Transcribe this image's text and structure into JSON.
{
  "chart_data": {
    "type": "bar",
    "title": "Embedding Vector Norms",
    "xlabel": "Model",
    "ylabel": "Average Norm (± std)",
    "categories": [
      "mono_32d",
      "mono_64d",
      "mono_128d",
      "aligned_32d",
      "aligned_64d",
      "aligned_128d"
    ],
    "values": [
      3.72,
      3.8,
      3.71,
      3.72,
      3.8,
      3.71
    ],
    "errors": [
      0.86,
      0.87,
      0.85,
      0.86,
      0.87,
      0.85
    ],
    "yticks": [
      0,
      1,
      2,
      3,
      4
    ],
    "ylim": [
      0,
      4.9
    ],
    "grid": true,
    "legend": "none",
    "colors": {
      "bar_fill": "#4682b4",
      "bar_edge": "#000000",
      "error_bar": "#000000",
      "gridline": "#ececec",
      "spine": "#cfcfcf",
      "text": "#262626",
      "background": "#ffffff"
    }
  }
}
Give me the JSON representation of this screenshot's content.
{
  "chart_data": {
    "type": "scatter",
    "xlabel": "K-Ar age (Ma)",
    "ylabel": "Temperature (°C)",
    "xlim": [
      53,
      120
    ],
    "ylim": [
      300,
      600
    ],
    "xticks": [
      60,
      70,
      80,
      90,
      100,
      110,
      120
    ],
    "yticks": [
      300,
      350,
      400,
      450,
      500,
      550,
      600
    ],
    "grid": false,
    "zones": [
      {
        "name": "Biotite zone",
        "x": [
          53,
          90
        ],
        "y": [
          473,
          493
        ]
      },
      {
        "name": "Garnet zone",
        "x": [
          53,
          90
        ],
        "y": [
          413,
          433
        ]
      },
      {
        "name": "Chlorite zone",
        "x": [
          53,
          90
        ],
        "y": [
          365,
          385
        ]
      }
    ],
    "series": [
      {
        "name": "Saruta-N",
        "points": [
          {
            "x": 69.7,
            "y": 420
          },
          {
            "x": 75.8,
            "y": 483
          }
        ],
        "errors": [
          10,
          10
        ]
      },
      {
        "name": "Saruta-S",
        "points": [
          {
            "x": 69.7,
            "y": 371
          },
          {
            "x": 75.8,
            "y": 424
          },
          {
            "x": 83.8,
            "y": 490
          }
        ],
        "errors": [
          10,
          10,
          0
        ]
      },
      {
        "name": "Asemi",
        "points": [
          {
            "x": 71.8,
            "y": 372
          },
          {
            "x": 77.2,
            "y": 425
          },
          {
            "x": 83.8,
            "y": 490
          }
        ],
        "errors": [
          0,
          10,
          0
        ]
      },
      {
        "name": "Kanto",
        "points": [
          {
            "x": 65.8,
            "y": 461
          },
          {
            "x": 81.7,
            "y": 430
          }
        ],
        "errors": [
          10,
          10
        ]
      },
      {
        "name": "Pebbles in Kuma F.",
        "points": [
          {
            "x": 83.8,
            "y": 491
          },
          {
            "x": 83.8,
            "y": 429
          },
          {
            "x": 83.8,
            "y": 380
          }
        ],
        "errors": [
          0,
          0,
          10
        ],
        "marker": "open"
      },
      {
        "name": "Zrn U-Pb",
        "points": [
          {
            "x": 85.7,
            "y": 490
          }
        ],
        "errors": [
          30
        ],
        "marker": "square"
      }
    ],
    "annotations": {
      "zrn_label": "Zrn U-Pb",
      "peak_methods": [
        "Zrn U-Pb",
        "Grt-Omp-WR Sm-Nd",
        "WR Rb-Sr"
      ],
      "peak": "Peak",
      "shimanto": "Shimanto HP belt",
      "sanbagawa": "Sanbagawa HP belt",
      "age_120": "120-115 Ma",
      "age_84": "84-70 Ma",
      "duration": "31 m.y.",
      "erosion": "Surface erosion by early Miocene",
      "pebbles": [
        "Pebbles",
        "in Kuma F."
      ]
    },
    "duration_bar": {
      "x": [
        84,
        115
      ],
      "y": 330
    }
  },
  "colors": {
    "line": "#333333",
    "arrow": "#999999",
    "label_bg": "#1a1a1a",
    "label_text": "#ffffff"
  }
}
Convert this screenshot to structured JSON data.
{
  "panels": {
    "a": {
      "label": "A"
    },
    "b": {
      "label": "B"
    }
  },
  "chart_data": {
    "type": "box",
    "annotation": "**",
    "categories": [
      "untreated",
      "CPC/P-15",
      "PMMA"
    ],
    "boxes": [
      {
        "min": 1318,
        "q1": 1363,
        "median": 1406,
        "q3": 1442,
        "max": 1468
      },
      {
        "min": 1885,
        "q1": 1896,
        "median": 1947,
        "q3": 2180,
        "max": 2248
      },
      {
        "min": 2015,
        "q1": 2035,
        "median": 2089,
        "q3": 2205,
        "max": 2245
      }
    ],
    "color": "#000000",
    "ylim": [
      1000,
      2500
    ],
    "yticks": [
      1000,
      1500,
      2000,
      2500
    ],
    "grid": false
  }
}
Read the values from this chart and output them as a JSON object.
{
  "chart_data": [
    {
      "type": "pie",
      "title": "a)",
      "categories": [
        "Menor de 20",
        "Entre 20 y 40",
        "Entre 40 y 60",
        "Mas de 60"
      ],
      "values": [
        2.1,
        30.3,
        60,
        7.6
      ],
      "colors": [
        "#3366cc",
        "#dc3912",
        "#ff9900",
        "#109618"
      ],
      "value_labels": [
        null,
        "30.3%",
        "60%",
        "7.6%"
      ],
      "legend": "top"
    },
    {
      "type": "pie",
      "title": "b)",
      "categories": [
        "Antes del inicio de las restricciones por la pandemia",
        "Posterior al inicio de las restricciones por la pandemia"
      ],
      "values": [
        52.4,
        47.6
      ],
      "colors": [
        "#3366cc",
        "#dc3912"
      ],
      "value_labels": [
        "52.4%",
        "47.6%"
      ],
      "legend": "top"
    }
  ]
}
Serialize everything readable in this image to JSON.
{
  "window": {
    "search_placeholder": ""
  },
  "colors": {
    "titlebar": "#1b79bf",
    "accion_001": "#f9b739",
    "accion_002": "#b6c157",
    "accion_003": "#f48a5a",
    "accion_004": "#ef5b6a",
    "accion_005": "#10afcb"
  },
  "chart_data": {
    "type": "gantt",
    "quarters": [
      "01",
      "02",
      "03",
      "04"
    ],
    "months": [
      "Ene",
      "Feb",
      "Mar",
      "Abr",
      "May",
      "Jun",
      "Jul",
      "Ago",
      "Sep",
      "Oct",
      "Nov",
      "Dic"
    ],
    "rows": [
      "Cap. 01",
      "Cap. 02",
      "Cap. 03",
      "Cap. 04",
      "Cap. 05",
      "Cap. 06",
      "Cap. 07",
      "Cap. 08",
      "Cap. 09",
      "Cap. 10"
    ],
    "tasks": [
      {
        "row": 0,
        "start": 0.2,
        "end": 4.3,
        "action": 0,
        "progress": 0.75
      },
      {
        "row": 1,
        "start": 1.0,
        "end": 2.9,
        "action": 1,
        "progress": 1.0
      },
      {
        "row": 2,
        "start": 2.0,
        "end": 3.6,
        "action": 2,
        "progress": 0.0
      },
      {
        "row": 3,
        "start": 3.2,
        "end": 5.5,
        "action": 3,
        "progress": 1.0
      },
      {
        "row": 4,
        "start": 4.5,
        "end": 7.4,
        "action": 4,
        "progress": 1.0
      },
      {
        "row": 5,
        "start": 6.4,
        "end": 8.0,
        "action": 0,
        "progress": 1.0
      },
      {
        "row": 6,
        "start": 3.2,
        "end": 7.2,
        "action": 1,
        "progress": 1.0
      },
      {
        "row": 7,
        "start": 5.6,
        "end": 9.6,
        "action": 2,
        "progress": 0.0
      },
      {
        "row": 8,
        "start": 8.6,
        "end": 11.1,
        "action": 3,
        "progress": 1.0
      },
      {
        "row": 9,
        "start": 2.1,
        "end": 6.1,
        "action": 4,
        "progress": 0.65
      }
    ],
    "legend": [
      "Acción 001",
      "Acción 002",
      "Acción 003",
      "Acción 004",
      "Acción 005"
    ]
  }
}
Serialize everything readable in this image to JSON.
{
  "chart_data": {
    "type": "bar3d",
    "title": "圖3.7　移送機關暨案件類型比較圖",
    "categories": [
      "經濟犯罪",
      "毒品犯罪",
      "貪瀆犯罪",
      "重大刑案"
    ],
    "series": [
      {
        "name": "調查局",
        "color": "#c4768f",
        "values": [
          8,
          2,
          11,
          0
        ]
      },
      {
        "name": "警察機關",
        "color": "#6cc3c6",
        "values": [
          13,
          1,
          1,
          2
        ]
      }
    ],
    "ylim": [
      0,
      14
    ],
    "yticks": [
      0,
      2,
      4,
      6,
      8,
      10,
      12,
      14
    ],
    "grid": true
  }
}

*****

* TASK *
Looking at the listing above, count the lines that contain "median" and give nothing but the number.

* ANSWER FOR THE TASK *
3